EXERCISE DIRECTIONS »
Go through the entries below and collect each line with the string "Multivariate" in it.

-- TASK INPUTS follows --

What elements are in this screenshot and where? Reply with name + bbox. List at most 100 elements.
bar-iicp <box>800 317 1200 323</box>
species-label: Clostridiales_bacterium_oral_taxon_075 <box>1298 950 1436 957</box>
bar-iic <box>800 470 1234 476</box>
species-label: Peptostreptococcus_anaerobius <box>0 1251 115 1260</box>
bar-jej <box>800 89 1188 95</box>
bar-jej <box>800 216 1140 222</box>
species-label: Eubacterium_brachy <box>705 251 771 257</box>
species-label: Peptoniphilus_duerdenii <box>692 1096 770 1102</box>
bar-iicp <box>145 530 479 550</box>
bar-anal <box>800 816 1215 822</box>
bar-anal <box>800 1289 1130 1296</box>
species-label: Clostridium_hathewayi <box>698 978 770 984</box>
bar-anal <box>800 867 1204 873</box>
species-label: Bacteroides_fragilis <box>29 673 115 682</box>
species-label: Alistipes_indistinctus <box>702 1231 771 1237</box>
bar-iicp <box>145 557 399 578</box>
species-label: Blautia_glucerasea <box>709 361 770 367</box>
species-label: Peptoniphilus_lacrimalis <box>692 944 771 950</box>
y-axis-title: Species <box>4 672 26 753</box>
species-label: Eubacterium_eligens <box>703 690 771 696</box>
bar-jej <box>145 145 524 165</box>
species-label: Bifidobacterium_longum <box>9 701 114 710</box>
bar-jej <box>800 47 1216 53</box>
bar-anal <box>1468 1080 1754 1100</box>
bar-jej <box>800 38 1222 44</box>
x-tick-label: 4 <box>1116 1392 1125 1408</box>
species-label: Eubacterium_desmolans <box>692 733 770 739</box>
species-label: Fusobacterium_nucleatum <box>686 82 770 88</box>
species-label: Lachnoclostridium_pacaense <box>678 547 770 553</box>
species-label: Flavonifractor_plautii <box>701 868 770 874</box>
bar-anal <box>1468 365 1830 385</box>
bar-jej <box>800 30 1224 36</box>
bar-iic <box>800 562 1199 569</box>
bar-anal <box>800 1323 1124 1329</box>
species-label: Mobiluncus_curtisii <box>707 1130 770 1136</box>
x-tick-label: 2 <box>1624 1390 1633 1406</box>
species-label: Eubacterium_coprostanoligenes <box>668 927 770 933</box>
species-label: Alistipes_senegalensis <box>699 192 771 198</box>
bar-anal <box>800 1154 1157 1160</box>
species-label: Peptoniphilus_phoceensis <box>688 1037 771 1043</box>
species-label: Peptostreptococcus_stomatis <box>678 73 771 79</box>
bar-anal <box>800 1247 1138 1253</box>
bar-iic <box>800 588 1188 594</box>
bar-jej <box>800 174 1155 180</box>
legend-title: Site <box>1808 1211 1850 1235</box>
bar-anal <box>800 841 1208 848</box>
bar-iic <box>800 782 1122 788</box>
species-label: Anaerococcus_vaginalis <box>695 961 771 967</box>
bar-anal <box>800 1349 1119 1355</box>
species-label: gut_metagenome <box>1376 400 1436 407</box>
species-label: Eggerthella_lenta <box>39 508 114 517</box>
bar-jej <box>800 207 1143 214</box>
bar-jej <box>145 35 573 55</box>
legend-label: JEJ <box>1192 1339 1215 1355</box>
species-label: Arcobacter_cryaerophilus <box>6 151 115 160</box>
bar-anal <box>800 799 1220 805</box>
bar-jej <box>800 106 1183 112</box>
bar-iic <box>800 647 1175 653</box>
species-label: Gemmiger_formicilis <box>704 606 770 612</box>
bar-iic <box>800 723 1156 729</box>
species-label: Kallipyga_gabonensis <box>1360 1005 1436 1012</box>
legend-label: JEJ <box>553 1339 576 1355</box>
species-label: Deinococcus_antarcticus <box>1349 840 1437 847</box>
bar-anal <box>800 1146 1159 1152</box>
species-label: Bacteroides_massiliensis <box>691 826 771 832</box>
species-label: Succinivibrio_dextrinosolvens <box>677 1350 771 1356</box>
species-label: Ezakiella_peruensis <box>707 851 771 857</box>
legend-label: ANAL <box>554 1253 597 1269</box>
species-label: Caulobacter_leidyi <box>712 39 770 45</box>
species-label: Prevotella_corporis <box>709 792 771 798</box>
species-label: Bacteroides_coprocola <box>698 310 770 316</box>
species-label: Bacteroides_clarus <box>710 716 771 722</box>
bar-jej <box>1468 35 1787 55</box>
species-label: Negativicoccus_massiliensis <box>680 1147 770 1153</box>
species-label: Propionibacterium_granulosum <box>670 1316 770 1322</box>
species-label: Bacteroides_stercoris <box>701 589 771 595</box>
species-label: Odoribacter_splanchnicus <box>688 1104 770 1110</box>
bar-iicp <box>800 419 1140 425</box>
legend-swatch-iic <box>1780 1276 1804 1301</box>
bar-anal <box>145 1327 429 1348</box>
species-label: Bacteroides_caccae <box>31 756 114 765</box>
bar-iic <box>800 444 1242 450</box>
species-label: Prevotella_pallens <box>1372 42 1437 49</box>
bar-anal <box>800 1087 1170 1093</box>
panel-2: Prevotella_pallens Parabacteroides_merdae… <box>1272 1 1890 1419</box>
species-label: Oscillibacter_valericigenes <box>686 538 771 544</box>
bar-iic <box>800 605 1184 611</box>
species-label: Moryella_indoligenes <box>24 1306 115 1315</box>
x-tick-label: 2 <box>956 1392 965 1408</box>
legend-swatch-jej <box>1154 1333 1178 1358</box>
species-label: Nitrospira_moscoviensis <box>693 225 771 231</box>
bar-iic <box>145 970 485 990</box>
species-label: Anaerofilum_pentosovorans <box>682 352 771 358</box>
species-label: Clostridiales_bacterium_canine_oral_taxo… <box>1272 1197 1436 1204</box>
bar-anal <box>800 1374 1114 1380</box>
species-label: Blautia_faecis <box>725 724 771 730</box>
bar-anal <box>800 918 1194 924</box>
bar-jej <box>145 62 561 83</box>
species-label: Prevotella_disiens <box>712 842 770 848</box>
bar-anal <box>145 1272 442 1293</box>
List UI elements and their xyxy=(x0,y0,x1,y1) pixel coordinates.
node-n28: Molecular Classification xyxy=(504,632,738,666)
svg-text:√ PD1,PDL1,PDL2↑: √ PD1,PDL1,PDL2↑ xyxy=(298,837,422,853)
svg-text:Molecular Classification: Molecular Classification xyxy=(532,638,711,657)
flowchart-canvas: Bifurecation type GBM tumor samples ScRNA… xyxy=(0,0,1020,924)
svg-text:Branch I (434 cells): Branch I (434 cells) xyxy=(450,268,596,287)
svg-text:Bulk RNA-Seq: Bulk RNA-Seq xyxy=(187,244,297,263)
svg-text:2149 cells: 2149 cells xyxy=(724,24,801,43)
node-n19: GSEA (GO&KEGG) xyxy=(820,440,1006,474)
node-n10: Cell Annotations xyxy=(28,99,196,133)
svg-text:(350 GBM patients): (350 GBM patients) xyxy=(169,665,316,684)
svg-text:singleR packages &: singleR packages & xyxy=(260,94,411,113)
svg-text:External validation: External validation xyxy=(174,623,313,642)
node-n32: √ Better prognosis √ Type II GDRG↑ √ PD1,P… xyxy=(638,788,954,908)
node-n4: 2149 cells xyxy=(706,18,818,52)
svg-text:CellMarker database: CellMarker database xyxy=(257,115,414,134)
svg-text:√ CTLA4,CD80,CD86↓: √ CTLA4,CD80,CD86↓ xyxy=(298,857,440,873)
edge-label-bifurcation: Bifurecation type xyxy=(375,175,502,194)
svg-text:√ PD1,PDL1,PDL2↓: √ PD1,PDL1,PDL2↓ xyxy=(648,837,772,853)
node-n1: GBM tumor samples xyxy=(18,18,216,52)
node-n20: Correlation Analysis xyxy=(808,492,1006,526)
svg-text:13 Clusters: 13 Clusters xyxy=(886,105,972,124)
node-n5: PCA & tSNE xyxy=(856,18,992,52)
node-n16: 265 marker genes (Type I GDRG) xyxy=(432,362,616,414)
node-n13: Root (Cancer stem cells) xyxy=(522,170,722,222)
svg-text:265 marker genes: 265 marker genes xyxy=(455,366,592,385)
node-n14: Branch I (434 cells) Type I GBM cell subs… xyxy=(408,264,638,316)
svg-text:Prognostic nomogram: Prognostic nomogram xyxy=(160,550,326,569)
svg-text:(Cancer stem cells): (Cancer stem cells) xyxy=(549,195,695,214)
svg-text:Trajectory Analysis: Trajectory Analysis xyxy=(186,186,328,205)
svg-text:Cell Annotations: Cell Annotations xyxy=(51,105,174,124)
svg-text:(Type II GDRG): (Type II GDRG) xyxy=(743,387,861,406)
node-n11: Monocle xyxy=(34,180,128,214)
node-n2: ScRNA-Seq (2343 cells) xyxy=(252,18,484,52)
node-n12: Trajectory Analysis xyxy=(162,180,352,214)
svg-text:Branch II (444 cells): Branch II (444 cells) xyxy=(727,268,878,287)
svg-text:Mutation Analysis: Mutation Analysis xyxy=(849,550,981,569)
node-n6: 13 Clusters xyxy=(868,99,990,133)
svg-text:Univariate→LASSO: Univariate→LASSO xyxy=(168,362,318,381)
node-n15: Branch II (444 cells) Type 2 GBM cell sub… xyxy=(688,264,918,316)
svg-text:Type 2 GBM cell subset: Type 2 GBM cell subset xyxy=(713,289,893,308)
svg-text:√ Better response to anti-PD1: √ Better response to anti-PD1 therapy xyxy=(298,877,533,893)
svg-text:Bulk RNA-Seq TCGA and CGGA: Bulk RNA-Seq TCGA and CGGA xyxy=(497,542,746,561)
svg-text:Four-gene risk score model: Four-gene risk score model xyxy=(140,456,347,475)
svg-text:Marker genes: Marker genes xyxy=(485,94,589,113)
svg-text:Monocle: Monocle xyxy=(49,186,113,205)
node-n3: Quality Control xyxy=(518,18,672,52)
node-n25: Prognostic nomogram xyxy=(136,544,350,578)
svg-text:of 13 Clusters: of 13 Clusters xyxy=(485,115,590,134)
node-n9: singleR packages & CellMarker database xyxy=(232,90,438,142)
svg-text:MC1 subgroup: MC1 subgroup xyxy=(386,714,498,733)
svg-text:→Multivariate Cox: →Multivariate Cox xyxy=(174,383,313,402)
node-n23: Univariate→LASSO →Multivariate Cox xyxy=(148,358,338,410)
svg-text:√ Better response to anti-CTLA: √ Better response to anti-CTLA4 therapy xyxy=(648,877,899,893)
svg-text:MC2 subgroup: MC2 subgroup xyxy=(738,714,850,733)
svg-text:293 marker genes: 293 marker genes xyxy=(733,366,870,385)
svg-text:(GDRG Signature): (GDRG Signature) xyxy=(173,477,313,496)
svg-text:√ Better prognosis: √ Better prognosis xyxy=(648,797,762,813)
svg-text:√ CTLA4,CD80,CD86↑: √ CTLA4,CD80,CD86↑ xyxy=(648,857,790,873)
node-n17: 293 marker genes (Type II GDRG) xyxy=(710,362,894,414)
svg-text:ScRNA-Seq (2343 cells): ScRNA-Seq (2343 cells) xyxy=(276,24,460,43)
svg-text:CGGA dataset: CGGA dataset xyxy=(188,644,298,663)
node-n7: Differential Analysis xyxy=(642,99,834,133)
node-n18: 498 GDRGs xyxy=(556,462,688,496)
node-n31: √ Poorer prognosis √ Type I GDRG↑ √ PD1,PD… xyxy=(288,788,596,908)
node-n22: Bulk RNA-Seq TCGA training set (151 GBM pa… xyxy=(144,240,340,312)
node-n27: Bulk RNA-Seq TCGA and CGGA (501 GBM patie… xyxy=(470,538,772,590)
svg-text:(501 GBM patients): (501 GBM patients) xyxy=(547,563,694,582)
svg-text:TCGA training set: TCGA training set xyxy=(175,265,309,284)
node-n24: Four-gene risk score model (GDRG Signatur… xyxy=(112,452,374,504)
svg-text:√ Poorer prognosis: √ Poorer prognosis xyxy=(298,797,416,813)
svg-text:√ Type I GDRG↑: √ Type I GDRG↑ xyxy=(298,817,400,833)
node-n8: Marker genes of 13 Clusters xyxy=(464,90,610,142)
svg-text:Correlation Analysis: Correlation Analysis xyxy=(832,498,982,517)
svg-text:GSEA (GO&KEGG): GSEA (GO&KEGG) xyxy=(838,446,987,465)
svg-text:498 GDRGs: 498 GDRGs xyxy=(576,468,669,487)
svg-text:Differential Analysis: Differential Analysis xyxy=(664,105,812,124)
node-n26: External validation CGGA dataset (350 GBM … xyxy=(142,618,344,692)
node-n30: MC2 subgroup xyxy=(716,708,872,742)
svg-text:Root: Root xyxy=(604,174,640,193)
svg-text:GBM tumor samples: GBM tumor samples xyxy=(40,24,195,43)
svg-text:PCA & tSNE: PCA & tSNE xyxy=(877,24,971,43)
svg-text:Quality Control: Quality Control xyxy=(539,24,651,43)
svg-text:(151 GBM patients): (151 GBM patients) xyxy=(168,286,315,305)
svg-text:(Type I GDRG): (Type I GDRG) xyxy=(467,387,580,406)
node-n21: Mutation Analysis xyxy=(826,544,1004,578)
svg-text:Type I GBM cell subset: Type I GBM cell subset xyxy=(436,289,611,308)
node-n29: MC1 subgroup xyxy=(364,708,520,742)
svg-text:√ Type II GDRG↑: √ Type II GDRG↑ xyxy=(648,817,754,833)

-- TASK INPUTS concluded --

FINISHED TASK »
svg-text:→Multivariate Cox: →Multivariate Cox xyxy=(174,383,313,402)
node-n23: Univariate→LASSO →Multivariate Cox xyxy=(148,358,338,410)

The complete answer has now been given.